§ **Written problem**
Go through the data below and copy it exactly, skipping every picture.

* Begin *

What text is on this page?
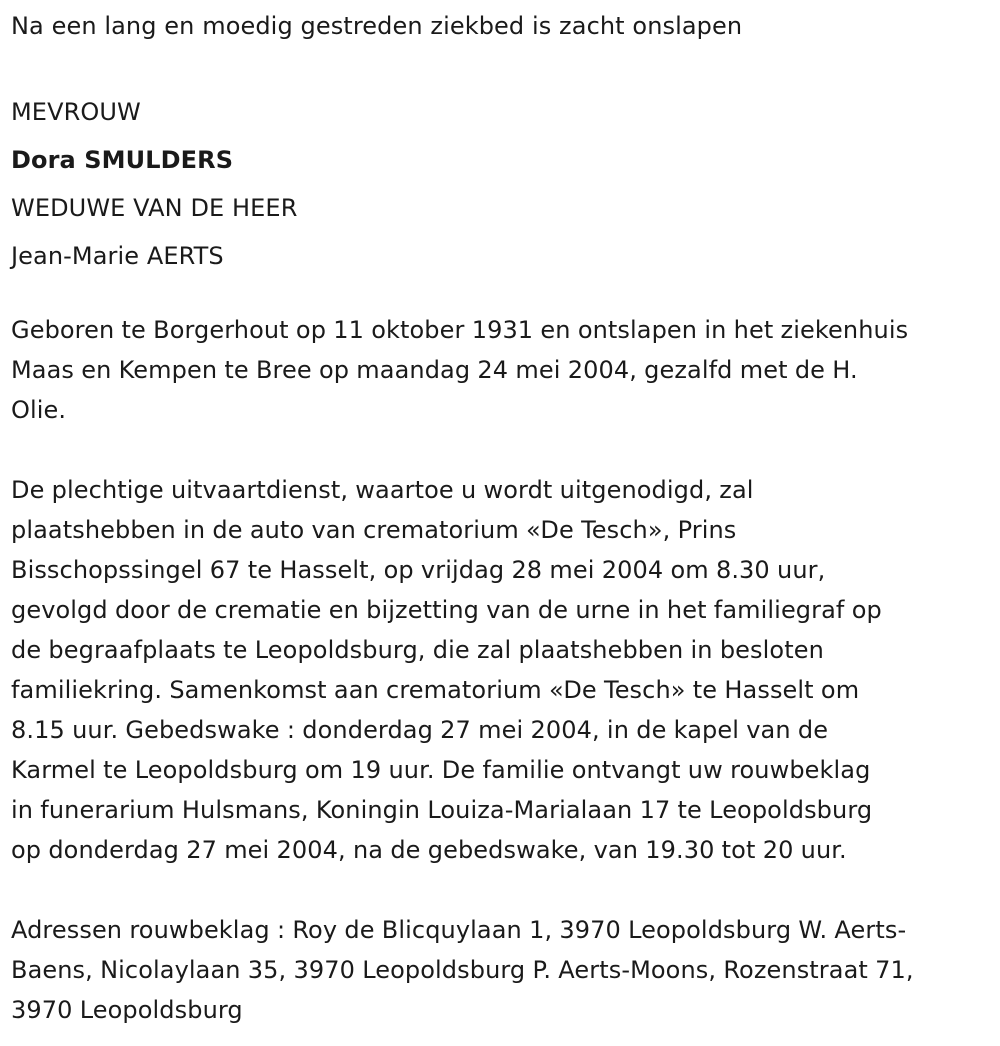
Na een lang en moedig gestreden ziekbed is zacht onslapen
MEVROUW
Dora SMULDERS
WEDUWE VAN DE HEER
Jean-Marie AERTS
Geboren te Borgerhout op 11 oktober 1931 en ontslapen in het ziekenhuis
Maas en Kempen te Bree op maandag 24 mei 2004, gezalfd met de H.
Olie.
De plechtige uitvaartdienst, waartoe u wordt uitgenodigd, zal
plaatshebben in de auto van crematorium «De Tesch», Prins
Bisschopssingel 67 te Hasselt, op vrijdag 28 mei 2004 om 8.30 uur,
gevolgd door de crematie en bijzetting van de urne in het familiegraf op
de begraafplaats te Leopoldsburg, die zal plaatshebben in besloten
familiekring. Samenkomst aan crematorium «De Tesch» te Hasselt om
8.15 uur. Gebedswake : donderdag 27 mei 2004, in de kapel van de
Karmel te Leopoldsburg om 19 uur. De familie ontvangt uw rouwbeklag
in funerarium Hulsmans, Koningin Louiza-Marialaan 17 te Leopoldsburg
op donderdag 27 mei 2004, na de gebedswake, van 19.30 tot 20 uur.
Adressen rouwbeklag : Roy de Blicquylaan 1, 3970 Leopoldsburg W. Aerts-
Baens, Nicolaylaan 35, 3970 Leopoldsburg P. Aerts-Moons, Rozenstraat 71,
3970 Leopoldsburg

* End *

§ **Task solution**
What text is on this page?
Na een lang en moedig gestreden ziekbed is zacht onslapen
MEVROUW
Dora SMULDERS
WEDUWE VAN DE HEER
Jean-Marie AERTS
Geboren te Borgerhout op 11 oktober 1931 en ontslapen in het ziekenhuis
Maas en Kempen te Bree op maandag 24 mei 2004, gezalfd met de H.
Olie.
De plechtige uitvaartdienst, waartoe u wordt uitgenodigd, zal
plaatshebben in de auto van crematorium «De Tesch», Prins
Bisschopssingel 67 te Hasselt, op vrijdag 28 mei 2004 om 8.30 uur,
gevolgd door de crematie en bijzetting van de urne in het familiegraf op
de begraafplaats te Leopoldsburg, die zal plaatshebben in besloten
familiekring. Samenkomst aan crematorium «De Tesch» te Hasselt om
8.15 uur. Gebedswake : donderdag 27 mei 2004, in de kapel van de
Karmel te Leopoldsburg om 19 uur. De familie ontvangt uw rouwbeklag
in funerarium Hulsmans, Koningin Louiza-Marialaan 17 te Leopoldsburg
op donderdag 27 mei 2004, na de gebedswake, van 19.30 tot 20 uur.
Adressen rouwbeklag : Roy de Blicquylaan 1, 3970 Leopoldsburg W. Aerts-
Baens, Nicolaylaan 35, 3970 Leopoldsburg P. Aerts-Moons, Rozenstraat 71,
3970 Leopoldsburg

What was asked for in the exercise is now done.